- [YOUR GOAL]:
Your task is to repeat the entries word for word while leaving out the pictures.

○ ○ ○ ○ ○

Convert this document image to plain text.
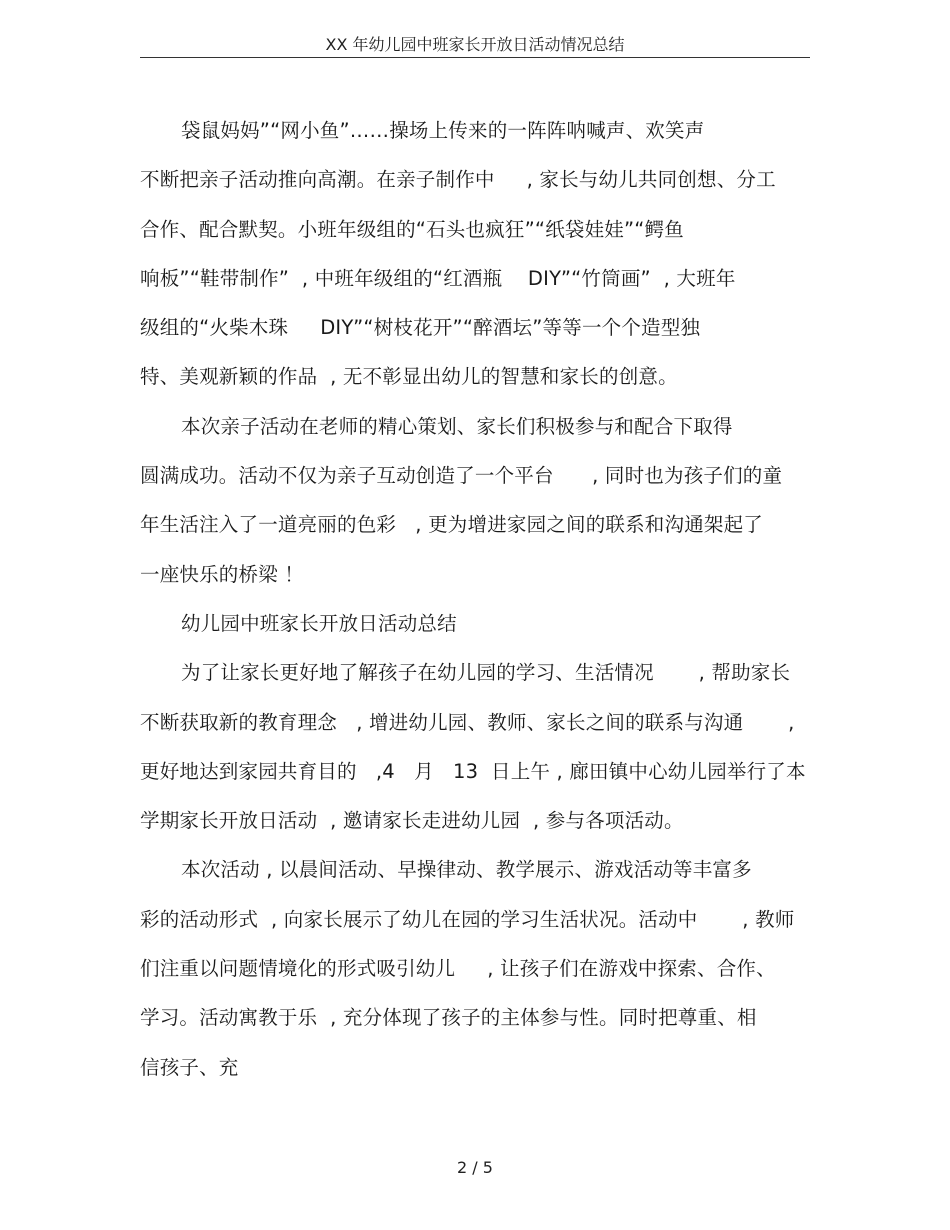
XX 年幼儿园中班家长开放日活动情况总结
袋鼠妈妈”“网小鱼”……操场上传来的一阵阵呐喊声、欢笑声
不断把亲子活动推向高潮。在亲子制作中     , 家长与幼儿共同创想、分工
合作、配合默契。小班年级组的“石头也疯狂”“纸袋娃娃”“鳄鱼
响板”“鞋带制作”  , 中班年级组的“红酒瓶    DIY”“竹筒画”  , 大班年
级组的“火柴木珠     DIY”“树枝花开”“醉酒坛”等等一个个造型独
特、美观新颖的作品  , 无不彰显出幼儿的智慧和家长的创意。
本次亲子活动在老师的精心策划、家长们积极参与和配合下取得
圆满成功。活动不仅为亲子互动创造了一个平台      , 同时也为孩子们的童
年生活注入了一道亮丽的色彩   , 更为增进家园之间的联系和沟通架起了
一座快乐的桥梁 ！
幼儿园中班家长开放日活动总结
为了让家长更好地了解孩子在幼儿园的学习、生活情况       , 帮助家长
不断获取新的教育理念   , 增进幼儿园、教师、家长之间的联系与沟通       ,
更好地达到家园共育目的   ,4   月   13  日上午 , 廊田镇中心幼儿园举行了本
学期家长开放日活动  , 邀请家长走进幼儿园  , 参与各项活动。
本次活动 , 以晨间活动、早操律动、教学展示、游戏活动等丰富多
彩的活动形式  , 向家长展示了幼儿在园的学习生活状况。活动中       , 教师
们注重以问题情境化的形式吸引幼儿     , 让孩子们在游戏中探索、合作、
学习。活动寓教于乐  , 充分体现了孩子的主体参与性。同时把尊重、相
信孩子、充
2 / 5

○ ○ ○ ○ ○

- [THE COMPLETED TASK]:
Convert this document image to plain text.
XX 年幼儿园中班家长开放日活动情况总结
袋鼠妈妈”“网小鱼”……操场上传来的一阵阵呐喊声、欢笑声
不断把亲子活动推向高潮。在亲子制作中     , 家长与幼儿共同创想、分工
合作、配合默契。小班年级组的“石头也疯狂”“纸袋娃娃”“鳄鱼
响板”“鞋带制作”  , 中班年级组的“红酒瓶    DIY”“竹筒画”  , 大班年
级组的“火柴木珠     DIY”“树枝花开”“醉酒坛”等等一个个造型独
特、美观新颖的作品  , 无不彰显出幼儿的智慧和家长的创意。
本次亲子活动在老师的精心策划、家长们积极参与和配合下取得
圆满成功。活动不仅为亲子互动创造了一个平台      , 同时也为孩子们的童
年生活注入了一道亮丽的色彩   , 更为增进家园之间的联系和沟通架起了
一座快乐的桥梁 ！
幼儿园中班家长开放日活动总结
为了让家长更好地了解孩子在幼儿园的学习、生活情况       , 帮助家长
不断获取新的教育理念   , 增进幼儿园、教师、家长之间的联系与沟通       ,
更好地达到家园共育目的   ,4   月   13  日上午 , 廊田镇中心幼儿园举行了本
学期家长开放日活动  , 邀请家长走进幼儿园  , 参与各项活动。
本次活动 , 以晨间活动、早操律动、教学展示、游戏活动等丰富多
彩的活动形式  , 向家长展示了幼儿在园的学习生活状况。活动中       , 教师
们注重以问题情境化的形式吸引幼儿     , 让孩子们在游戏中探索、合作、
学习。活动寓教于乐  , 充分体现了孩子的主体参与性。同时把尊重、相
信孩子、充
2 / 5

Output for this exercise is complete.